Selected passage:
= Beginning of Section =

Read the Contract

· Randy Walker

A guy from an expert network called Ridgetop Research hit me up on LinkedIn last week. Friendly message, totally professional — his client wanted to chat with a former employee of a Fortune 100 company I used to work for. Forty-five to sixty minutes, well-paid, pick your brain stuff. Easy money, right?

I said I charge $600 an hour. He said that works. I gave him my email.

Then the Ridgetop Research Terms and Conditions showed up.

I Actually Read Them

All of it. Every clause.

I know — nobody does that. I used to be nobody. But nearly 30 years in technology and two companies before this one have a way of turning “probably fine” into “let me just check real quick.”

Good thing I did.

The agreement had four seriously problematic clauses, but one was so breathtakingly aggressive that I had to re-read it twice just to appreciate the audacity. The IP assignment clause required me to assign to the Client any invention I conceived during the project. Not built for them. Not developed with their resources or on their time. Conceived. As in, a thought I had. On a Tuesday. Potentially in the shower. While also being on a forty-five minute call about food distribution.

I’m building a platform right now. Have been for over a year. Hard pass.

I sent a polite decline, named the IP clause as the dealbreaker, and noted — diplomatically — that it wasn’t the only issue. Perpetual confidentiality with no expiration. An indemnification clause that somehow roped in Ridgetop’s own negligence. A payment dispute process where Ridgetop is simultaneously the defendant, the judge, and the jury.

= End of Section =

Data records:
= Beginning of Section =

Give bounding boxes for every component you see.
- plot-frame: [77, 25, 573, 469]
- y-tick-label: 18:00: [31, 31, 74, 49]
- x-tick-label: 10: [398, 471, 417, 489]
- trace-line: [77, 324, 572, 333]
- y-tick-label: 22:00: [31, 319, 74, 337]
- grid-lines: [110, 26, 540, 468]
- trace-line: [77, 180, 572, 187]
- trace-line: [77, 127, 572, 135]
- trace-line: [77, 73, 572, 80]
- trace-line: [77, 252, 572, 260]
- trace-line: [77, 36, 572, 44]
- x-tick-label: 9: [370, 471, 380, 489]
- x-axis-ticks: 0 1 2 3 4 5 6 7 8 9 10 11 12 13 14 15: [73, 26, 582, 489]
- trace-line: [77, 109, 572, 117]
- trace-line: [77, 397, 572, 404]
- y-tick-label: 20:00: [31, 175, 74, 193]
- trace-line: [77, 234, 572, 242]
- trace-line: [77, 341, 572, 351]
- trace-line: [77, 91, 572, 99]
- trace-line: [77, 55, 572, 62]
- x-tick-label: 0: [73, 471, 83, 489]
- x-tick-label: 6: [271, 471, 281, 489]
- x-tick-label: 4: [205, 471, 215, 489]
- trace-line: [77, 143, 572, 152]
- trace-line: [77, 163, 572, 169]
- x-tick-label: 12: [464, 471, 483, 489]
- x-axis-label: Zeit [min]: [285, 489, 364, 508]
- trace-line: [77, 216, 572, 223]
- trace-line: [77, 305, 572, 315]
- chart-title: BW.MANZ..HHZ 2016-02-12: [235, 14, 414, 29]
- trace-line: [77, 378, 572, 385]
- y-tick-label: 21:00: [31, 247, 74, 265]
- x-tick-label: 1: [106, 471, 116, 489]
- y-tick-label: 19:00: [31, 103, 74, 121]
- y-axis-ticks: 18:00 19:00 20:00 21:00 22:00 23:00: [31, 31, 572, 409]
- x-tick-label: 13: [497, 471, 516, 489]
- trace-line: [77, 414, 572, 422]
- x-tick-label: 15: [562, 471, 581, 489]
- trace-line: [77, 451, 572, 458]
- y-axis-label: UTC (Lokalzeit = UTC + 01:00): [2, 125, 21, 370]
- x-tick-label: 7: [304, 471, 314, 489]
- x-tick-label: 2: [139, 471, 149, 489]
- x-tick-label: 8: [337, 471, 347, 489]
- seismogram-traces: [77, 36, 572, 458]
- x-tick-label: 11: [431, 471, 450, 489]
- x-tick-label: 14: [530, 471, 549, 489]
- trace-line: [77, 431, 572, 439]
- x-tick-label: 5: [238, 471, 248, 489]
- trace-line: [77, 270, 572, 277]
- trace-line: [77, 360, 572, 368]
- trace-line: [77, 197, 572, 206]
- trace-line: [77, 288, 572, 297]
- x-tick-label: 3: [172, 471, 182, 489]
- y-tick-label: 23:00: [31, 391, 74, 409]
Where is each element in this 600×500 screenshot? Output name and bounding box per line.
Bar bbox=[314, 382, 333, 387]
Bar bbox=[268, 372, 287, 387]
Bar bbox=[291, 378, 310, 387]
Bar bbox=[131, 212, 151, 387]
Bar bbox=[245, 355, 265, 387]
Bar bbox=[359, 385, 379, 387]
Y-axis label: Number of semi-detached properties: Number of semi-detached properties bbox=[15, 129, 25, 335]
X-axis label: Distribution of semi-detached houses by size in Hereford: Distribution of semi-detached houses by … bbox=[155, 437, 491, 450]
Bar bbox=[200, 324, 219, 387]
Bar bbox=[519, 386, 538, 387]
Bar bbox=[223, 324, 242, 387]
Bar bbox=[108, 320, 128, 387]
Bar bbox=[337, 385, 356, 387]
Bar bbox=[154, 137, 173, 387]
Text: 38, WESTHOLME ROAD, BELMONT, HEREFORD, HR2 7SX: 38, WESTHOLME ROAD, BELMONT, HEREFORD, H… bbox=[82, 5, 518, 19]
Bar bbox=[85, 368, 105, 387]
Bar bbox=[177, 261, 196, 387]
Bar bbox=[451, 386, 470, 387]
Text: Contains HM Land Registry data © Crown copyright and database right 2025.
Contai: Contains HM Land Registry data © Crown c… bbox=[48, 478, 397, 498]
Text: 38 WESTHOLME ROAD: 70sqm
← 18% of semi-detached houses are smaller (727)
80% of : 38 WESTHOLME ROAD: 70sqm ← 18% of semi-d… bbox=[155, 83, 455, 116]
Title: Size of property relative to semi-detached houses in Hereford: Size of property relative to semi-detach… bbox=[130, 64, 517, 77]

= End of Section =

Task requirements: Rewrite the post about reading the contract from "I Actually Read" to "thing I did.", putting "no one" wherever "nobody" appears.

Output of the exercise:
I Actually Read Them

All of it. Every clause.

I know — no one does that. I used to be no one. But nearly 30 years in technology and two companies before this one have a way of turning “probably fine” into “let me just check real quick.”

Good thing I did.